WHAT IS ASKED: Will you print the material below without altering a single character?

--- START RECORDS ---

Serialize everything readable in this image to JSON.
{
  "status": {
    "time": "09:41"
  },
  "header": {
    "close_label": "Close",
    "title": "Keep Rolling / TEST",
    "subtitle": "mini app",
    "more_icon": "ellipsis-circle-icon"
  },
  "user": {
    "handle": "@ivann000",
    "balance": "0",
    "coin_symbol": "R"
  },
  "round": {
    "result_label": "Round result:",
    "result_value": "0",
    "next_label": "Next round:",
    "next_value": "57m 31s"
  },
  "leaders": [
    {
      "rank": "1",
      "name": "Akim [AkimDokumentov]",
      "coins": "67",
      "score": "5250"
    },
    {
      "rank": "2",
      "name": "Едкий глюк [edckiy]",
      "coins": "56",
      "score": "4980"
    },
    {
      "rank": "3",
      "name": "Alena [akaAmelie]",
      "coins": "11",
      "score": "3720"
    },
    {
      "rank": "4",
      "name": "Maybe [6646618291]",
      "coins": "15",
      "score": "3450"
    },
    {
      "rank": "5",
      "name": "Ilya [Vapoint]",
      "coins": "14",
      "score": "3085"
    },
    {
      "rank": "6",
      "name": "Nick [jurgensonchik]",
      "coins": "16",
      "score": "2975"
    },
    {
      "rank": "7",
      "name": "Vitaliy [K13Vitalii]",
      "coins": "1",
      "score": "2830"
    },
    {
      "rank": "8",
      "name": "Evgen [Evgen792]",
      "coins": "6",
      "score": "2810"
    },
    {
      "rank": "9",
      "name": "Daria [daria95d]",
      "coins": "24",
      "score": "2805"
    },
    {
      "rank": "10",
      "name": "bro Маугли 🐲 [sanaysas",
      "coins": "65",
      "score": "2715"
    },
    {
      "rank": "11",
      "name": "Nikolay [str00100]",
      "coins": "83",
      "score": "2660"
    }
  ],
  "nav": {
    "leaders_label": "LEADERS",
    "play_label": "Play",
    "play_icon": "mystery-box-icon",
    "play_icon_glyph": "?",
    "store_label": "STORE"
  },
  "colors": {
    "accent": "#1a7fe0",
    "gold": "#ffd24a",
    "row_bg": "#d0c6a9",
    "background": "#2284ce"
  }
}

--- END RECORDS ---

EXERCISE SOLUTION:
Serialize everything readable in this image to JSON.
{
  "status": {
    "time": "09:41"
  },
  "header": {
    "close_label": "Close",
    "title": "Keep Rolling / TEST",
    "subtitle": "mini app",
    "more_icon": "ellipsis-circle-icon"
  },
  "user": {
    "handle": "@ivann000",
    "balance": "0",
    "coin_symbol": "R"
  },
  "round": {
    "result_label": "Round result:",
    "result_value": "0",
    "next_label": "Next round:",
    "next_value": "57m 31s"
  },
  "leaders": [
    {
      "rank": "1",
      "name": "Akim [AkimDokumentov]",
      "coins": "67",
      "score": "5250"
    },
    {
      "rank": "2",
      "name": "Едкий глюк [edckiy]",
      "coins": "56",
      "score": "4980"
    },
    {
      "rank": "3",
      "name": "Alena [akaAmelie]",
      "coins": "11",
      "score": "3720"
    },
    {
      "rank": "4",
      "name": "Maybe [6646618291]",
      "coins": "15",
      "score": "3450"
    },
    {
      "rank": "5",
      "name": "Ilya [Vapoint]",
      "coins": "14",
      "score": "3085"
    },
    {
      "rank": "6",
      "name": "Nick [jurgensonchik]",
      "coins": "16",
      "score": "2975"
    },
    {
      "rank": "7",
      "name": "Vitaliy [K13Vitalii]",
      "coins": "1",
      "score": "2830"
    },
    {
      "rank": "8",
      "name": "Evgen [Evgen792]",
      "coins": "6",
      "score": "2810"
    },
    {
      "rank": "9",
      "name": "Daria [daria95d]",
      "coins": "24",
      "score": "2805"
    },
    {
      "rank": "10",
      "name": "bro Маугли 🐲 [sanaysas",
      "coins": "65",
      "score": "2715"
    },
    {
      "rank": "11",
      "name": "Nikolay [str00100]",
      "coins": "83",
      "score": "2660"
    }
  ],
  "nav": {
    "leaders_label": "LEADERS",
    "play_label": "Play",
    "play_icon": "mystery-box-icon",
    "play_icon_glyph": "?",
    "store_label": "STORE"
  },
  "colors": {
    "accent": "#1a7fe0",
    "gold": "#ffd24a",
    "row_bg": "#d0c6a9",
    "background": "#2284ce"
  }
}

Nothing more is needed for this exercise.